# BRIEF
Find and return each line containing "emblem".

# INPUT DATA
START

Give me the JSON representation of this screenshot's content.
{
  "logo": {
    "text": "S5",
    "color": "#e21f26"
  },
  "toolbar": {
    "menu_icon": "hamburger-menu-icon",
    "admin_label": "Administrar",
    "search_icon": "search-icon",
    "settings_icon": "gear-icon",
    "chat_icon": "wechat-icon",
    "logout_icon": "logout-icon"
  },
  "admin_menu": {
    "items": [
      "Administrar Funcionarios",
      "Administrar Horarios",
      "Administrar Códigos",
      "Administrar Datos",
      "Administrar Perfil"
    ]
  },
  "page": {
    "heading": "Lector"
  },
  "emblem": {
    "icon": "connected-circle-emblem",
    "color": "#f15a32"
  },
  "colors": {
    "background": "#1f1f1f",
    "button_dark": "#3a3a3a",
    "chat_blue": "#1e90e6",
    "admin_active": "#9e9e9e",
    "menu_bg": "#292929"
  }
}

END

# ANSWER TO THIS TASK
  "emblem": {
    "icon": "connected-circle-emblem",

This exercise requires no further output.